Task requirements ▸ Gather all lines with "плоды" from the records.

Material for the task ▸
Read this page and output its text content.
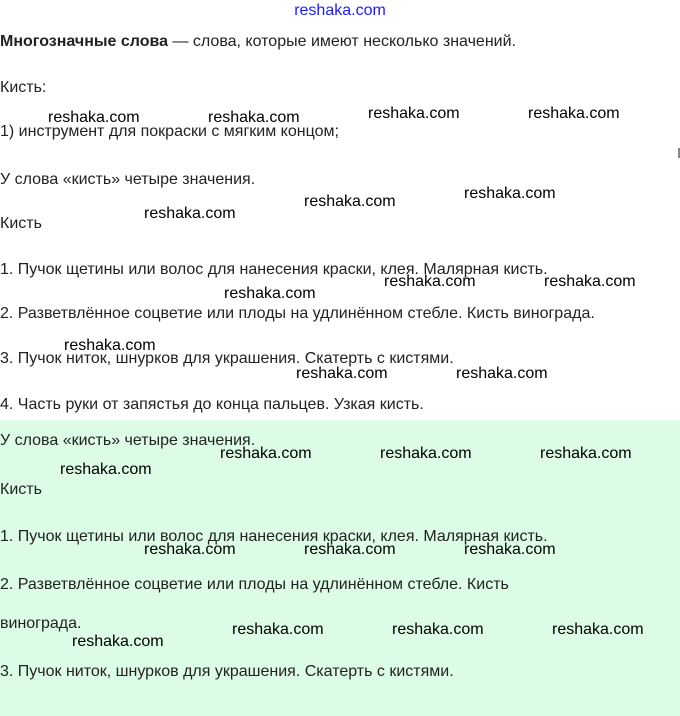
reshaka.com
Многозначные слова — слова, которые имеют несколько значений.
Кисть:
1) инструмент для покраски с мягким концом;
У слова «кисть» четыре значения.
Кисть
1. Пучок щетины или волос для нанесения краски, клея. Малярная кисть.
2. Разветвлённое соцветие или плоды на удлинённом стебле. Кисть винограда.
3. Пучок ниток, шнурков для украшения. Скатерть с кистями.
4. Часть руки от запястья до конца пальцев. Узкая кисть.
У слова «кисть» четыре значения.
Кисть
1. Пучок щетины или волос для нанесения краски, клея. Малярная кисть.
2. Разветвлённое соцветие или плоды на удлинённом стебле. Кисть
винограда.
3. Пучок ниток, шнурков для украшения. Скатерть с кистями.
reshaka.com	reshaka.com	reshaka.com	reshaka.com
reshaka.com
reshaka.com
reshaka.com
reshaka.com	reshaka.com
reshaka.com
reshaka.com
reshaka.com	reshaka.com
reshaka.com	reshaka.com	reshaka.com
reshaka.com
reshaka.com	reshaka.com	reshaka.com
reshaka.com	reshaka.com	reshaka.com
reshaka.com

Solution ▸
2. Разветвлённое соцветие или плоды на удлинённом стебле. Кисть винограда.
2. Разветвлённое соцветие или плоды на удлинённом стебле. Кисть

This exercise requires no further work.